Write each line out exactly, leaving none out.

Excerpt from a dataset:
----------------

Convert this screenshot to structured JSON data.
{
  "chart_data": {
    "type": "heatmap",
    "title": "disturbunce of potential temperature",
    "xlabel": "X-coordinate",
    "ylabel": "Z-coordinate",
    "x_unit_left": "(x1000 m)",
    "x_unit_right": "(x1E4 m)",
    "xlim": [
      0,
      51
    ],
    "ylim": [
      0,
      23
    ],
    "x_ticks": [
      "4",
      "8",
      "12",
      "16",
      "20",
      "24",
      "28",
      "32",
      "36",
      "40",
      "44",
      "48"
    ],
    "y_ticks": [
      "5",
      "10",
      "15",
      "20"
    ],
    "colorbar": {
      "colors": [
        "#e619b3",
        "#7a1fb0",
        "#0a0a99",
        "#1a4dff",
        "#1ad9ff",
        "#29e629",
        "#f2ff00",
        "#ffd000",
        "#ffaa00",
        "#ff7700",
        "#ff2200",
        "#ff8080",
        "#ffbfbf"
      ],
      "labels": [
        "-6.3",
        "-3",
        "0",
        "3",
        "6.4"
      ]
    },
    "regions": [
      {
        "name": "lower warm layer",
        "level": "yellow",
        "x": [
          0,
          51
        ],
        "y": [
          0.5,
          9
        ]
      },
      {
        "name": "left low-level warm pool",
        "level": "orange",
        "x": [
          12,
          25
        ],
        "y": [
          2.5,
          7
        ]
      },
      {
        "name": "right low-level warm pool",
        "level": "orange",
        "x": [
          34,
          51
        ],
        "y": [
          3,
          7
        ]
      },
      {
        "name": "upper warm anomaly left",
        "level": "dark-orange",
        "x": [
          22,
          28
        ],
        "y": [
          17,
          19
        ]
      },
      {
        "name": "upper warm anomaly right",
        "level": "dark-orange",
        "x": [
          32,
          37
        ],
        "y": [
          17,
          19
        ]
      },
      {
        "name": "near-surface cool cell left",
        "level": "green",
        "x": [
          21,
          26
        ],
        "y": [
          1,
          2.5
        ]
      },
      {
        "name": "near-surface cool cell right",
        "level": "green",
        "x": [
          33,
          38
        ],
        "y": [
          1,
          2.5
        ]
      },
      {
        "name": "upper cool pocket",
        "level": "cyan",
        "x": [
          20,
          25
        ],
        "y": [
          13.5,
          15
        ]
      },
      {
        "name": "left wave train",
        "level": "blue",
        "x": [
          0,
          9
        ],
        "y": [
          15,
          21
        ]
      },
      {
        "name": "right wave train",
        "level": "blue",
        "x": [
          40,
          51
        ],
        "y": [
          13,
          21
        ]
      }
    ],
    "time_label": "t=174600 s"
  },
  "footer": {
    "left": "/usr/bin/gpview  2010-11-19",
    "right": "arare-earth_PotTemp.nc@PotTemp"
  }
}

----------------

**Solution for this exercise:**
Convert this screenshot to structured JSON data.
{
  "chart_data": {
    "type": "heatmap",
    "title": "disturbunce of potential temperature",
    "xlabel": "X-coordinate",
    "ylabel": "Z-coordinate",
    "x_unit_left": "(x1000 m)",
    "x_unit_right": "(x1E4 m)",
    "xlim": [
      0,
      51
    ],
    "ylim": [
      0,
      23
    ],
    "x_ticks": [
      "4",
      "8",
      "12",
      "16",
      "20",
      "24",
      "28",
      "32",
      "36",
      "40",
      "44",
      "48"
    ],
    "y_ticks": [
      "5",
      "10",
      "15",
      "20"
    ],
    "colorbar": {
      "colors": [
        "#e619b3",
        "#7a1fb0",
        "#0a0a99",
        "#1a4dff",
        "#1ad9ff",
        "#29e629",
        "#f2ff00",
        "#ffd000",
        "#ffaa00",
        "#ff7700",
        "#ff2200",
        "#ff8080",
        "#ffbfbf"
      ],
      "labels": [
        "-6.3",
        "-3",
        "0",
        "3",
        "6.4"
      ]
    },
    "regions": [
      {
        "name": "lower warm layer",
        "level": "yellow",
        "x": [
          0,
          51
        ],
        "y": [
          0.5,
          9
        ]
      },
      {
        "name": "left low-level warm pool",
        "level": "orange",
        "x": [
          12,
          25
        ],
        "y": [
          2.5,
          7
        ]
      },
      {
        "name": "right low-level warm pool",
        "level": "orange",
        "x": [
          34,
          51
        ],
        "y": [
          3,
          7
        ]
      },
      {
        "name": "upper warm anomaly left",
        "level": "dark-orange",
        "x": [
          22,
          28
        ],
        "y": [
          17,
          19
        ]
      },
      {
        "name": "upper warm anomaly right",
        "level": "dark-orange",
        "x": [
          32,
          37
        ],
        "y": [
          17,
          19
        ]
      },
      {
        "name": "near-surface cool cell left",
        "level": "green",
        "x": [
          21,
          26
        ],
        "y": [
          1,
          2.5
        ]
      },
      {
        "name": "near-surface cool cell right",
        "level": "green",
        "x": [
          33,
          38
        ],
        "y": [
          1,
          2.5
        ]
      },
      {
        "name": "upper cool pocket",
        "level": "cyan",
        "x": [
          20,
          25
        ],
        "y": [
          13.5,
          15
        ]
      },
      {
        "name": "left wave train",
        "level": "blue",
        "x": [
          0,
          9
        ],
        "y": [
          15,
          21
        ]
      },
      {
        "name": "right wave train",
        "level": "blue",
        "x": [
          40,
          51
        ],
        "y": [
          13,
          21
        ]
      }
    ],
    "time_label": "t=174600 s"
  },
  "footer": {
    "left": "/usr/bin/gpview  2010-11-19",
    "right": "arare-earth_PotTemp.nc@PotTemp"
  }
}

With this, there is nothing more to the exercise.